◆ **Instructions to follow**
Copy every line of the entries that includes the word "turb".

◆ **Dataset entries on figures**
▼

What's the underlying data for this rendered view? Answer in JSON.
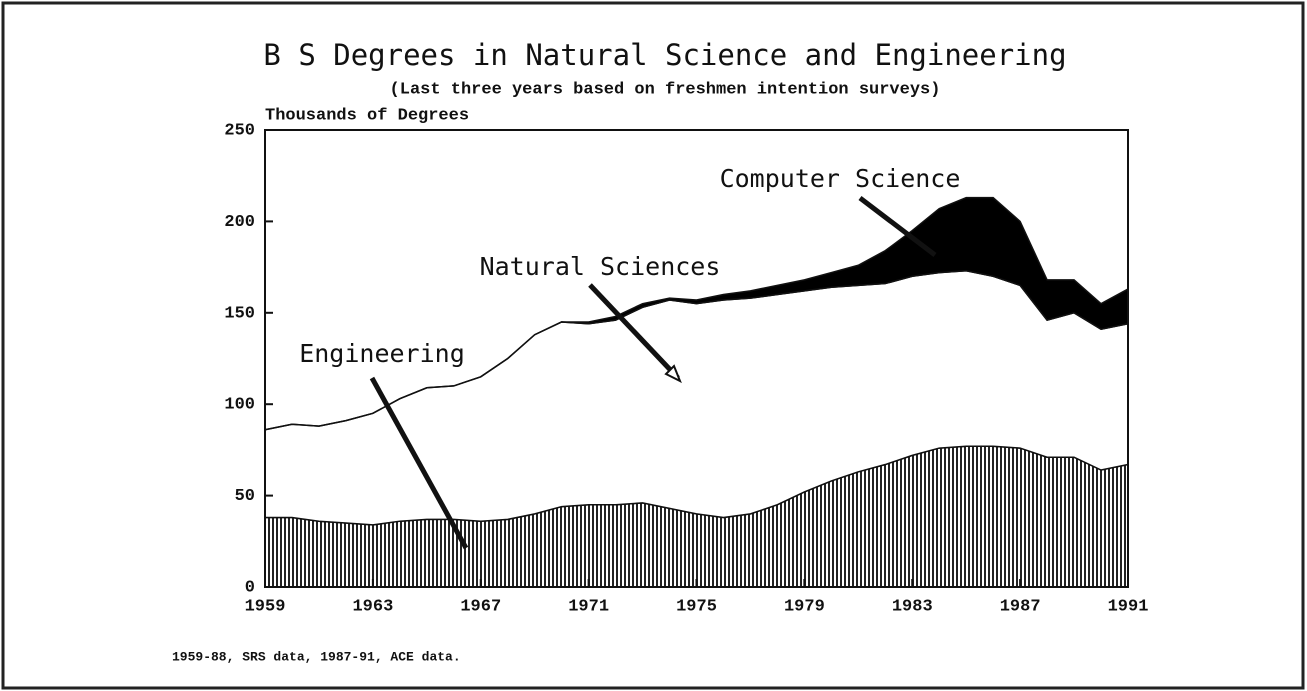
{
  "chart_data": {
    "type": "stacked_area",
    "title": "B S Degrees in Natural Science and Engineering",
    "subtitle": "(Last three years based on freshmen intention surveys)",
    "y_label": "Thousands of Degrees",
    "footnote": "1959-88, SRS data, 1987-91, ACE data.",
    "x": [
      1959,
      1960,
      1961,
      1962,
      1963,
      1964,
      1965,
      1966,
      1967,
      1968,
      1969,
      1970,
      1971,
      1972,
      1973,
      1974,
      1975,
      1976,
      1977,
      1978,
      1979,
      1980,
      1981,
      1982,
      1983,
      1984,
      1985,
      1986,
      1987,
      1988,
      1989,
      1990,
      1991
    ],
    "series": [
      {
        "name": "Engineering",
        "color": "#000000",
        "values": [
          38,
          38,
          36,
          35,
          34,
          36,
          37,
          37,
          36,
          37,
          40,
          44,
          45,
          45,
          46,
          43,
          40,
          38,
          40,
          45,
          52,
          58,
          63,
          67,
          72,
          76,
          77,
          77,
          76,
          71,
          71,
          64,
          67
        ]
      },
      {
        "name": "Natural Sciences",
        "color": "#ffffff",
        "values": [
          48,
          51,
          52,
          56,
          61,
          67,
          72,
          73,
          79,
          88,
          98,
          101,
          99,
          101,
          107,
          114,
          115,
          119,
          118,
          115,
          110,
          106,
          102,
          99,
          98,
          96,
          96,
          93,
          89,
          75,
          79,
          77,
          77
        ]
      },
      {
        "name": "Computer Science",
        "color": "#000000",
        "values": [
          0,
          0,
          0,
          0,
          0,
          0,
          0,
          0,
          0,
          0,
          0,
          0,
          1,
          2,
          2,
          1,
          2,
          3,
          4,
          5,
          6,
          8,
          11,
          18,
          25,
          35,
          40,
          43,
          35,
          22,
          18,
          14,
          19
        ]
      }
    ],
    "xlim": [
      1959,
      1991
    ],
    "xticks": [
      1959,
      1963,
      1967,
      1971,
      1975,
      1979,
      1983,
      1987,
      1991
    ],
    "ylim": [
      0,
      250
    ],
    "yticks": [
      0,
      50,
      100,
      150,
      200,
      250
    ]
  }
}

▲
▼

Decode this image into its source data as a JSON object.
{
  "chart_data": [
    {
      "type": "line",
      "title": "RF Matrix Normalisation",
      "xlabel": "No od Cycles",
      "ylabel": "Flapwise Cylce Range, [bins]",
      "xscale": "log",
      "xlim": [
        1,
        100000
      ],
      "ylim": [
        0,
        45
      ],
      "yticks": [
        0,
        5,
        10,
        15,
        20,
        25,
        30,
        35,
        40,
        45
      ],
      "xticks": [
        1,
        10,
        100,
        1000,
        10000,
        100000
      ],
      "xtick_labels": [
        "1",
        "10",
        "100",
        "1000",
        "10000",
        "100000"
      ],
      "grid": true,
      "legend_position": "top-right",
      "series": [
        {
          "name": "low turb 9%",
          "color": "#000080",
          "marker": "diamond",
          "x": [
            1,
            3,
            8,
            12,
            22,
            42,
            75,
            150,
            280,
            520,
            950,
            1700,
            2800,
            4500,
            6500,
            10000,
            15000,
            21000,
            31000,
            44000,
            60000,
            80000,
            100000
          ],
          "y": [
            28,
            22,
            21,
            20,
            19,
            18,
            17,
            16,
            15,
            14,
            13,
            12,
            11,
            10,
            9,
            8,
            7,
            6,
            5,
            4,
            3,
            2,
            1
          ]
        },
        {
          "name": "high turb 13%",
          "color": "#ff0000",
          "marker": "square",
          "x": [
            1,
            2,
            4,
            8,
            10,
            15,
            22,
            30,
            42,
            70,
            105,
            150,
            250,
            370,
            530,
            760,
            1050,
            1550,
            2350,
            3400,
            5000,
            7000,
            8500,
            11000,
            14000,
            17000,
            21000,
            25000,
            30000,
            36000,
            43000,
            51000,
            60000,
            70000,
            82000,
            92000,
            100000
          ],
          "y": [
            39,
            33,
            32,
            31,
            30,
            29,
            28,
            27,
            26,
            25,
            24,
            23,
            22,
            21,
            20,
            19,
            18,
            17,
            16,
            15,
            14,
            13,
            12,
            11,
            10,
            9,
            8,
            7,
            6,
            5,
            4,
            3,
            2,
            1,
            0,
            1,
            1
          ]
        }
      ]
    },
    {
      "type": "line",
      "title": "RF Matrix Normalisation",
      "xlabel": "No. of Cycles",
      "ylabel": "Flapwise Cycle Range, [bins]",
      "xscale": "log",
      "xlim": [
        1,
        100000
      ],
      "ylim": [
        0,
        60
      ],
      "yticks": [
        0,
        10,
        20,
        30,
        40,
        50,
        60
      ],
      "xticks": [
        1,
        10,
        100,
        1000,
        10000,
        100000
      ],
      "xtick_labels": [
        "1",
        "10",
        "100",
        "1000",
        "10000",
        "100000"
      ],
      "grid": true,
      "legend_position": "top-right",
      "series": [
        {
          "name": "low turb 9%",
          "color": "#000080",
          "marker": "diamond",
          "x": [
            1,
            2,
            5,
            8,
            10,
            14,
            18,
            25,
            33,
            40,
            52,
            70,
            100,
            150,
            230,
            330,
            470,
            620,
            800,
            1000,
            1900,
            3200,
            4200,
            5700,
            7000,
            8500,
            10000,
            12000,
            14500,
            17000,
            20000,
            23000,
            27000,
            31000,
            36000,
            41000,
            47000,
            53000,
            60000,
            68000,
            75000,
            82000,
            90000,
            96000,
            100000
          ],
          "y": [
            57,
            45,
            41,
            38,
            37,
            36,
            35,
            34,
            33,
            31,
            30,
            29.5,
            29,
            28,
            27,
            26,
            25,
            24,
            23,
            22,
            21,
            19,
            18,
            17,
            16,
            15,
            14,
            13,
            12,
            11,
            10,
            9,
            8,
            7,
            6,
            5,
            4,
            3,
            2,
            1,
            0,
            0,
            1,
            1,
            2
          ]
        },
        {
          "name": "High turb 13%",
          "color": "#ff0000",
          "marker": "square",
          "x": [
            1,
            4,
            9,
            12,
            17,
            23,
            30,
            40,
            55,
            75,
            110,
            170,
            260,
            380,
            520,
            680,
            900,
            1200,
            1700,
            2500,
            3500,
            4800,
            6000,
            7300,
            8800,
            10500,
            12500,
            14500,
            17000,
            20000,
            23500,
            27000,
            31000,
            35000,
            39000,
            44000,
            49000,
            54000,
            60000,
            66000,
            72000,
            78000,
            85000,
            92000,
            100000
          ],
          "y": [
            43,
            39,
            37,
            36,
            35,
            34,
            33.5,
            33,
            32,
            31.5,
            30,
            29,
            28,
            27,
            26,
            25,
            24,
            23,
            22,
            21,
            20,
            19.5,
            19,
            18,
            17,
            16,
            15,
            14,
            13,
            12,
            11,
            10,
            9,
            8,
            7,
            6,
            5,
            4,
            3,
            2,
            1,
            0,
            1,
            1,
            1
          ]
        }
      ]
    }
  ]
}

▲

◆ **Reply**
          "name": "low turb 9%",
          "name": "high turb 13%",
          "name": "low turb 9%",
          "name": "High turb 13%",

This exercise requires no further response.